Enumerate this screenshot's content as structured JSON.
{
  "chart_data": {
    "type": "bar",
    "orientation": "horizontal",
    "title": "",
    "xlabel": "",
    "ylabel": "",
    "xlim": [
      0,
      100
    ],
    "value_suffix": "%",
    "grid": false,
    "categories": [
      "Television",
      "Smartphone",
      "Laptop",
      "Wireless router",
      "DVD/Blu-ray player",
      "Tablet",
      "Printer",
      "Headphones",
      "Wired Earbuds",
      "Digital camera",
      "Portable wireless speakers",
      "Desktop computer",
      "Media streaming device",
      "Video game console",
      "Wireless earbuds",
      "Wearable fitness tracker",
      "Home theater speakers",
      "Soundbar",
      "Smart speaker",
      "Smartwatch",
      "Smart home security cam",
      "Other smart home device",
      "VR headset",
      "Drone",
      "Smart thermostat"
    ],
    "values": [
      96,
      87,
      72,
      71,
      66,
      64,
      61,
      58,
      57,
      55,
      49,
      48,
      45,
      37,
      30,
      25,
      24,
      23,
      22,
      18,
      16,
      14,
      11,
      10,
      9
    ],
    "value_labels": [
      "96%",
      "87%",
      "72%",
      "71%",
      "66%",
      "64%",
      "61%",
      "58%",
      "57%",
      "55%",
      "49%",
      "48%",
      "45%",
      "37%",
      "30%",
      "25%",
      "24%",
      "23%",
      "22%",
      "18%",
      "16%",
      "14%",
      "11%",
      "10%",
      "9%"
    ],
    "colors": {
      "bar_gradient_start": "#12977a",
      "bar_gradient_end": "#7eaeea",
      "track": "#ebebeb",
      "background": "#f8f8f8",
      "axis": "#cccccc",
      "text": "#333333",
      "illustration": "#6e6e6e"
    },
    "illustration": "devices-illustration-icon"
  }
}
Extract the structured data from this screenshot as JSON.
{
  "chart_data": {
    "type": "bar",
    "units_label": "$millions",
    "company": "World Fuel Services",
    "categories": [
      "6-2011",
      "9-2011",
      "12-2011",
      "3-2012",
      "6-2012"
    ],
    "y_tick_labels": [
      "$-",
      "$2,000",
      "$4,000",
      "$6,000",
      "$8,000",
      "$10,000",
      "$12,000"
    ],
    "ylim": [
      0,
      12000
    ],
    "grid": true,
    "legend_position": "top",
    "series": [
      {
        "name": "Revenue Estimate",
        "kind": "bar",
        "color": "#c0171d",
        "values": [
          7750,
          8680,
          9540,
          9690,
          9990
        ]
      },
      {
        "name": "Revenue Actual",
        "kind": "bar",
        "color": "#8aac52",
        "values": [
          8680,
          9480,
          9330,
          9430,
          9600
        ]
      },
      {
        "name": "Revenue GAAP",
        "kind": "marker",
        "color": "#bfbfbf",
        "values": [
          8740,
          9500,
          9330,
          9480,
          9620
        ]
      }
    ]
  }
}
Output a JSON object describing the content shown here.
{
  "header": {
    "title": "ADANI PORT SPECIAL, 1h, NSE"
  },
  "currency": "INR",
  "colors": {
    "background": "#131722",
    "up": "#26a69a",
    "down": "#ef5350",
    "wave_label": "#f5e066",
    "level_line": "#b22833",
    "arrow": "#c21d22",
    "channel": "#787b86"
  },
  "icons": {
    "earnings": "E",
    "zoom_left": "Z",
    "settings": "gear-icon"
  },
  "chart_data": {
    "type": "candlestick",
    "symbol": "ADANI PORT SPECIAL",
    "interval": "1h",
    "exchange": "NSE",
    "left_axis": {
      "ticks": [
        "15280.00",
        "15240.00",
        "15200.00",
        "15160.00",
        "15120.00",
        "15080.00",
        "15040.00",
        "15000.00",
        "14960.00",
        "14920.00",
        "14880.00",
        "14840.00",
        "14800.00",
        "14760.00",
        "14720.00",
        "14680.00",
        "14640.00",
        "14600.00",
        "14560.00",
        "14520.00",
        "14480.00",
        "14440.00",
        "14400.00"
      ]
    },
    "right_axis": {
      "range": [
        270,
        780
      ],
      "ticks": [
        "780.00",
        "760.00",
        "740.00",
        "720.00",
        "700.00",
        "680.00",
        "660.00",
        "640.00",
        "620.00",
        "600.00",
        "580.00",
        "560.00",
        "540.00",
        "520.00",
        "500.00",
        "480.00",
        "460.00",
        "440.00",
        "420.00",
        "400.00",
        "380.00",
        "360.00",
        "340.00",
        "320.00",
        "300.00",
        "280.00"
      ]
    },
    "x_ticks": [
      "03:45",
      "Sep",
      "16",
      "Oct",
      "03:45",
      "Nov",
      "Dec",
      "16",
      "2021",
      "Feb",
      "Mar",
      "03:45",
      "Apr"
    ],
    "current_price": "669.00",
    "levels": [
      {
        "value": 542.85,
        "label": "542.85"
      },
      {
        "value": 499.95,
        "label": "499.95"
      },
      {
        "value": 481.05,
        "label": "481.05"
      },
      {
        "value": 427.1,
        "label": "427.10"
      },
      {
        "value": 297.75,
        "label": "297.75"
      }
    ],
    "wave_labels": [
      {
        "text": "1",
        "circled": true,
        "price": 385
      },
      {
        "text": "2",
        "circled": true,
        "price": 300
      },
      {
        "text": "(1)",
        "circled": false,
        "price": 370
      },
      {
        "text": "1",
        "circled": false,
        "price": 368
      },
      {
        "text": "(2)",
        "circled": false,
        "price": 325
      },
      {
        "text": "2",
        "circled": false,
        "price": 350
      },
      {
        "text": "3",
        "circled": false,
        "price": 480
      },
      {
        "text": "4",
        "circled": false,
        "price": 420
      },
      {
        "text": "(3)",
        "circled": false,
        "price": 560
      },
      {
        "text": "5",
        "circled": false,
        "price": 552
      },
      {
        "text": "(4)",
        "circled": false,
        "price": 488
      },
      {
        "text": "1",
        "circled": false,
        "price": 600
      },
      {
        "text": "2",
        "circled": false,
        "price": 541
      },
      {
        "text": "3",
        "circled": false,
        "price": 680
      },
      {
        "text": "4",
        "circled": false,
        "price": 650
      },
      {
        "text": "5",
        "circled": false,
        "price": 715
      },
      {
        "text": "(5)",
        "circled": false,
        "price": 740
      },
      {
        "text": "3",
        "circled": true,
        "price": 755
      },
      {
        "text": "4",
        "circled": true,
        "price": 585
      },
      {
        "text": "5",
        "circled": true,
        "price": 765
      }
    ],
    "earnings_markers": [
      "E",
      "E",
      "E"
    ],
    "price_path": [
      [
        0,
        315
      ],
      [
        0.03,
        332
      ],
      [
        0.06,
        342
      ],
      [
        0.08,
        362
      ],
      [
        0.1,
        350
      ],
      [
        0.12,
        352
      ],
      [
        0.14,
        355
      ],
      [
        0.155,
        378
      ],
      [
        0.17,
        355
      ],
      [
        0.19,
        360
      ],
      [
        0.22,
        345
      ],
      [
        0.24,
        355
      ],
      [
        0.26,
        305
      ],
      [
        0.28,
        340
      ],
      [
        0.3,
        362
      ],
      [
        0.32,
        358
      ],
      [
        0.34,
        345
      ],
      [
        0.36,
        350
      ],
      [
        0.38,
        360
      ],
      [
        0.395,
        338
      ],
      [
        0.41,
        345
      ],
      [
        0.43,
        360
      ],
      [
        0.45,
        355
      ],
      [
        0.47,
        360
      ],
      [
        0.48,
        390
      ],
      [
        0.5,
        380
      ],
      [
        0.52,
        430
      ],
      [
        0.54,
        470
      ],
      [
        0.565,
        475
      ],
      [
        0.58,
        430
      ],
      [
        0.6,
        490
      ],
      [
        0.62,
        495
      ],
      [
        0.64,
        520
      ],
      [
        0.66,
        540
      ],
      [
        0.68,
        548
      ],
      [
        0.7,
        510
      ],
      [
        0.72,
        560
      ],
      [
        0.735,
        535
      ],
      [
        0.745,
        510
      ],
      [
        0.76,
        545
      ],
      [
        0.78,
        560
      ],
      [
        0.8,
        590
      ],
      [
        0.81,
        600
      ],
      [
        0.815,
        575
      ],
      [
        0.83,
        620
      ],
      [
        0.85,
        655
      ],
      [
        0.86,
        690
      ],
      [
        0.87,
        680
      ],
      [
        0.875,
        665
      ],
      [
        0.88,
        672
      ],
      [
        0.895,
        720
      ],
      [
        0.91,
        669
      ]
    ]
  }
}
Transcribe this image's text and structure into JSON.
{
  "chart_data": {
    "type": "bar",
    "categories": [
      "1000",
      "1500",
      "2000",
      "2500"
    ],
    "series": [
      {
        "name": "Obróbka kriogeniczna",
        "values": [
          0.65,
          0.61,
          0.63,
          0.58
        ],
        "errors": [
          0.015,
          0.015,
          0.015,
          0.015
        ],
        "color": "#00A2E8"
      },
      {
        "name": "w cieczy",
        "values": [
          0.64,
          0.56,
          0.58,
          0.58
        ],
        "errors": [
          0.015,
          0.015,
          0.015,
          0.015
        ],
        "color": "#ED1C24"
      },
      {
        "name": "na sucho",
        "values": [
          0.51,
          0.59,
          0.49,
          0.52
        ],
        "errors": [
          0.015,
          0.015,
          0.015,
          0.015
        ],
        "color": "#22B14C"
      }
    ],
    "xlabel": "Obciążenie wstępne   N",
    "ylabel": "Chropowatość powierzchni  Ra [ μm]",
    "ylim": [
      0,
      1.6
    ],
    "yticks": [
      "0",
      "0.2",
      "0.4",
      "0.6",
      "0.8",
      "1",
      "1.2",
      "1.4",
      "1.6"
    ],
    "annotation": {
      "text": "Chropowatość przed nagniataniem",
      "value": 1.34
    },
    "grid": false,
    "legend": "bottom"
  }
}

════════

> **What the exercise asks**: From the line containing "Transcribe this image's" through the closing line of the material above, return every line exactly and omit all others.

> **Final answer**:
Transcribe this image's text and structure into JSON.
{
  "chart_data": {
    "type": "bar",
    "categories": [
      "1000",
      "1500",
      "2000",
      "2500"
    ],
    "series": [
      {
        "name": "Obróbka kriogeniczna",
        "values": [
          0.65,
          0.61,
          0.63,
          0.58
        ],
        "errors": [
          0.015,
          0.015,
          0.015,
          0.015
        ],
        "color": "#00A2E8"
      },
      {
        "name": "w cieczy",
        "values": [
          0.64,
          0.56,
          0.58,
          0.58
        ],
        "errors": [
          0.015,
          0.015,
          0.015,
          0.015
        ],
        "color": "#ED1C24"
      },
      {
        "name": "na sucho",
        "values": [
          0.51,
          0.59,
          0.49,
          0.52
        ],
        "errors": [
          0.015,
          0.015,
          0.015,
          0.015
        ],
        "color": "#22B14C"
      }
    ],
    "xlabel": "Obciążenie wstępne   N",
    "ylabel": "Chropowatość powierzchni  Ra [ μm]",
    "ylim": [
      0,
      1.6
    ],
    "yticks": [
      "0",
      "0.2",
      "0.4",
      "0.6",
      "0.8",
      "1",
      "1.2",
      "1.4",
      "1.6"
    ],
    "annotation": {
      "text": "Chropowatość przed nagniataniem",
      "value": 1.34
    },
    "grid": false,
    "legend": "bottom"
  }
}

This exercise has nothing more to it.